- [GIVEN EXERCISE]:
For each line below that includes the word "ASUS", make a copy.

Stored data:
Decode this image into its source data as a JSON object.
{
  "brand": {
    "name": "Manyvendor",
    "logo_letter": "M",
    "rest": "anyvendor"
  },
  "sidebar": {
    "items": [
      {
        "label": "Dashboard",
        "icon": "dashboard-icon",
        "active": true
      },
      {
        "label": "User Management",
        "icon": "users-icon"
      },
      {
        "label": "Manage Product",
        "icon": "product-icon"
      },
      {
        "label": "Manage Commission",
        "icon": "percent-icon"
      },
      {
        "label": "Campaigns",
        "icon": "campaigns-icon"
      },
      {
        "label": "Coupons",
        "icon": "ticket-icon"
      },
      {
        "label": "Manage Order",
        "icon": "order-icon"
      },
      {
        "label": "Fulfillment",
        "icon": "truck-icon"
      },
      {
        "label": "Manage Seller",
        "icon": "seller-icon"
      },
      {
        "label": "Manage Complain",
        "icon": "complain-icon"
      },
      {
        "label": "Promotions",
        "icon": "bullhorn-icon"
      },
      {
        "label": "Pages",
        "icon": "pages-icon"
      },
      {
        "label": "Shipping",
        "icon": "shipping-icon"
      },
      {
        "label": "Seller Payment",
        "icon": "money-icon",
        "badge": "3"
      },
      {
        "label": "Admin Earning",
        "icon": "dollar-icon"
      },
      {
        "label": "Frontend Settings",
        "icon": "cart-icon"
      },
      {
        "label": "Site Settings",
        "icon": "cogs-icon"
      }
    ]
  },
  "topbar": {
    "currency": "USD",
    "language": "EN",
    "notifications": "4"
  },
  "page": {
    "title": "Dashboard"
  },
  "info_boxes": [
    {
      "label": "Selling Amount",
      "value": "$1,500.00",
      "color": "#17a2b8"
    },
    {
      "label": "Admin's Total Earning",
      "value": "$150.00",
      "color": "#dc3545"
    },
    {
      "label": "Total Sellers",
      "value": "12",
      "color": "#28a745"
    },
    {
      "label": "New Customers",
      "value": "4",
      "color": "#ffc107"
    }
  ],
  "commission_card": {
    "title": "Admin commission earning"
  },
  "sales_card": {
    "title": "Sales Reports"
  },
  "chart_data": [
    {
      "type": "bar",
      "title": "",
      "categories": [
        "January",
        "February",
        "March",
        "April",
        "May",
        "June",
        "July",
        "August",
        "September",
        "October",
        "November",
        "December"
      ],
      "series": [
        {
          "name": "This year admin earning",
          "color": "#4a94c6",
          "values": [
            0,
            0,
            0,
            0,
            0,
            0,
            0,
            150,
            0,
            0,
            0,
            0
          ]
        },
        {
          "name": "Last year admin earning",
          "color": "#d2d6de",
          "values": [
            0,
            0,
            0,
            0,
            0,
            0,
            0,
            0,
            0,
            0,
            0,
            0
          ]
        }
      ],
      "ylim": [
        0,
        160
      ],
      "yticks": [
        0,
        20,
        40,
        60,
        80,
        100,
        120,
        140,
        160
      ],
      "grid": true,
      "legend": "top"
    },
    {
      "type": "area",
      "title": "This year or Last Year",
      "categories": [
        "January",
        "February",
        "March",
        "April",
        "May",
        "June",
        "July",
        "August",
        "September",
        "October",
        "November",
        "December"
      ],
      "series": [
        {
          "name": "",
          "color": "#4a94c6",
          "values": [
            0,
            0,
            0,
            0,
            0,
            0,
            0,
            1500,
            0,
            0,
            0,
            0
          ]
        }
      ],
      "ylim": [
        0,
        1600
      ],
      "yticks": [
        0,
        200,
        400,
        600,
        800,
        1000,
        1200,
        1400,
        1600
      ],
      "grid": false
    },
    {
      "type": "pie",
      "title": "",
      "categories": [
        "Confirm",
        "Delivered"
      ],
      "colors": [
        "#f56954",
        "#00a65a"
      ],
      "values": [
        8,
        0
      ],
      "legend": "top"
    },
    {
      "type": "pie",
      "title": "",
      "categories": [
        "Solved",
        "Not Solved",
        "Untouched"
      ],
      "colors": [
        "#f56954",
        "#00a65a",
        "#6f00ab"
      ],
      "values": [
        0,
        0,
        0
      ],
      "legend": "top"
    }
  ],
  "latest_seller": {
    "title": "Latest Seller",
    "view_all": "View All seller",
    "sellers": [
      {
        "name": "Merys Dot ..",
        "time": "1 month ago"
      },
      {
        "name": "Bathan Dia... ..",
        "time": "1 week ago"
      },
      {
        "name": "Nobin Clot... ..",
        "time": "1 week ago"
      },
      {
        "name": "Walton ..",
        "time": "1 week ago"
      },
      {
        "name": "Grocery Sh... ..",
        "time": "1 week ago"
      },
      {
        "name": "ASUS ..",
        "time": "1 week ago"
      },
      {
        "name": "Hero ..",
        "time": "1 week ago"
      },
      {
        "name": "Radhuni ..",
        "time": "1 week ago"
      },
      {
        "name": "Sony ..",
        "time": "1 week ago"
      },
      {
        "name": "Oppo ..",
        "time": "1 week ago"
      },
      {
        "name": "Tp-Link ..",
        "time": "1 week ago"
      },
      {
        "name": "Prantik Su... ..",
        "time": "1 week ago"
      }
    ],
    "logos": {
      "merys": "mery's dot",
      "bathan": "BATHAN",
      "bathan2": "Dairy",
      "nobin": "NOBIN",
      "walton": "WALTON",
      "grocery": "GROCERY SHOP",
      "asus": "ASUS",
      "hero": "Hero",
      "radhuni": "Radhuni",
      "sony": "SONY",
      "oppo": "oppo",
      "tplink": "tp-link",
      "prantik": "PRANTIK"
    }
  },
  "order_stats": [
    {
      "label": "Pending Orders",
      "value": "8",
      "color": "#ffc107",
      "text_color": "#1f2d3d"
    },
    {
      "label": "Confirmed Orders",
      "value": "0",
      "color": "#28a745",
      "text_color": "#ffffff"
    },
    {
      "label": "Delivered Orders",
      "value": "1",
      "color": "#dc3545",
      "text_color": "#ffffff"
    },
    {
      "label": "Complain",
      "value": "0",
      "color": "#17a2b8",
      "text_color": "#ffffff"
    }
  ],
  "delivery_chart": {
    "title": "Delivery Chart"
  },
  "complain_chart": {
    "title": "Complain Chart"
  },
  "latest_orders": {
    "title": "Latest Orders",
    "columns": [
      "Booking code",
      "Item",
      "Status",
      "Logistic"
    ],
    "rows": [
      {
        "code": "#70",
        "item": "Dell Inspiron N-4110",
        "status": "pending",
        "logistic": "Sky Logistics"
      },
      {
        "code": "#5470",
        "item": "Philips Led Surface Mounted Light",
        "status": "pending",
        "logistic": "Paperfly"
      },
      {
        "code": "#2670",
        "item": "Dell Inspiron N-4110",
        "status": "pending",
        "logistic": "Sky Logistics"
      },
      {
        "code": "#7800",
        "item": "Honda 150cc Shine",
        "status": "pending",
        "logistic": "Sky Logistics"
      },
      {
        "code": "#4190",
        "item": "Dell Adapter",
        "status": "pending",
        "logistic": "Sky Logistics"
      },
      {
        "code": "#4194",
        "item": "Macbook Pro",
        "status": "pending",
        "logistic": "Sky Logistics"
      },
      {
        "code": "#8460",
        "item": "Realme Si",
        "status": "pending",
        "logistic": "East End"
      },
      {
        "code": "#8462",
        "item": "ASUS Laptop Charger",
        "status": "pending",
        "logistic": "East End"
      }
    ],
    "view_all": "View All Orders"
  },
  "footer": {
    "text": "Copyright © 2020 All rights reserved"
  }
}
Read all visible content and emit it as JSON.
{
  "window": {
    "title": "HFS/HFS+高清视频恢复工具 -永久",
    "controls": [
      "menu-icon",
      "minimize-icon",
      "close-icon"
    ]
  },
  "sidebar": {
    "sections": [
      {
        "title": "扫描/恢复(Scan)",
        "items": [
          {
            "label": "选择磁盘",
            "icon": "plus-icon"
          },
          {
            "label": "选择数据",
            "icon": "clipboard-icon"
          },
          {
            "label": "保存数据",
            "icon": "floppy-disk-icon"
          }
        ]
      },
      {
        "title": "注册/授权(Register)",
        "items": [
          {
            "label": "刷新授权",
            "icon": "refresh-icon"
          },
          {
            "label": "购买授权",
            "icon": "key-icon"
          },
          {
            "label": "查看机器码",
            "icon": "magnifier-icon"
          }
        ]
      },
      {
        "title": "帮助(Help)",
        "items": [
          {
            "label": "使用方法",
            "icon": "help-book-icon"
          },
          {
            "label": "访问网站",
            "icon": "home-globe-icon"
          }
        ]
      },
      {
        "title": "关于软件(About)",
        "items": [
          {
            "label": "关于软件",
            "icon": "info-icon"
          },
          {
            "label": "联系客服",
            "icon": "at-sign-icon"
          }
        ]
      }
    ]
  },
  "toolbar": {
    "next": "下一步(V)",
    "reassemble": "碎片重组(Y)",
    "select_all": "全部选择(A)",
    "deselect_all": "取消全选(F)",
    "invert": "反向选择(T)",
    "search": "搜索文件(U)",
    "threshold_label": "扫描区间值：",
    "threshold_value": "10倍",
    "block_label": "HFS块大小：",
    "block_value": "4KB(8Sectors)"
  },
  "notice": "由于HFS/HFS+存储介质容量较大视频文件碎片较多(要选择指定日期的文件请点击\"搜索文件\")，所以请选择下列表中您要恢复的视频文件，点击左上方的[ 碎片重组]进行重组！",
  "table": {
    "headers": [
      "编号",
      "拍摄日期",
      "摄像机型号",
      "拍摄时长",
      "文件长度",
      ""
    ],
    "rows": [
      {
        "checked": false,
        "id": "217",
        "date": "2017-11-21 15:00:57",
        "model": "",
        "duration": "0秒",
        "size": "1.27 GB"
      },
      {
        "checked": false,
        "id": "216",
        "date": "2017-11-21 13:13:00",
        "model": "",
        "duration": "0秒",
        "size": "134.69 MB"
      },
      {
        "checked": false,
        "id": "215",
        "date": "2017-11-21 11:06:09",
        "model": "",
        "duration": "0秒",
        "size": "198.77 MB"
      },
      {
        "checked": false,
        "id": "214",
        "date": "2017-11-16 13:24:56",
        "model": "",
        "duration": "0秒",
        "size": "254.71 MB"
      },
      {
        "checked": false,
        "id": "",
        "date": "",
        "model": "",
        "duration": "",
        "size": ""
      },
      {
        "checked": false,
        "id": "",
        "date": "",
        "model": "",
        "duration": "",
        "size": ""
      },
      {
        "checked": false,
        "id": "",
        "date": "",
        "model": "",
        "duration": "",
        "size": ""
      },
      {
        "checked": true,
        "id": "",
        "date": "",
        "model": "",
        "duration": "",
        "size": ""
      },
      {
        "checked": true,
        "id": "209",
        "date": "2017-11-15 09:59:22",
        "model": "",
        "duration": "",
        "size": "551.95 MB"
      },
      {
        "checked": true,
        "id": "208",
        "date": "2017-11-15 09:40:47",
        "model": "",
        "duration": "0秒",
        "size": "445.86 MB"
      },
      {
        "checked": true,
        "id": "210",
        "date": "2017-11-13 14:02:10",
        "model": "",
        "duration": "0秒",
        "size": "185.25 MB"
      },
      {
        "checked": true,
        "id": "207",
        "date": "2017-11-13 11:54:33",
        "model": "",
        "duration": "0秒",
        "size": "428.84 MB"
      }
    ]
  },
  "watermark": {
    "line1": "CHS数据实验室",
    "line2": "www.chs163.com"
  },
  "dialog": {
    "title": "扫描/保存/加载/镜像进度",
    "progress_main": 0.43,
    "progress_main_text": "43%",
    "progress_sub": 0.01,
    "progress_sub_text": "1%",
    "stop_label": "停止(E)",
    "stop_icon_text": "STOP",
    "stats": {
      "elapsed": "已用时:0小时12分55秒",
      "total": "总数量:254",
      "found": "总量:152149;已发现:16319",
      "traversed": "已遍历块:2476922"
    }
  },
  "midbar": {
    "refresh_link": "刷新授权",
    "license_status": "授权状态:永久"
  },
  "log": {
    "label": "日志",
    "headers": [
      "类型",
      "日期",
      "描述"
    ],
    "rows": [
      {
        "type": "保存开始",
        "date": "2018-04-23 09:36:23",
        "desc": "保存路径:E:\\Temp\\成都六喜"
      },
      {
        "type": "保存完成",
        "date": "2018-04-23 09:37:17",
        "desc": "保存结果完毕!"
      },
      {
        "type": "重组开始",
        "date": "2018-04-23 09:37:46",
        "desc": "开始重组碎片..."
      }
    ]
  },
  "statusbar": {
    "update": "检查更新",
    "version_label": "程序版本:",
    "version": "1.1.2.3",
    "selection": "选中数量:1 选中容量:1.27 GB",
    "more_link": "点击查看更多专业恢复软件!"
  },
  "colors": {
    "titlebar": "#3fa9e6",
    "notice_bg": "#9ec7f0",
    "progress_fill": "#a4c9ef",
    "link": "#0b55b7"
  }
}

- [PROBLEM SOLUTION]:
        "name": "ASUS ..",
      "asus": "ASUS",
        "item": "ASUS Laptop Charger",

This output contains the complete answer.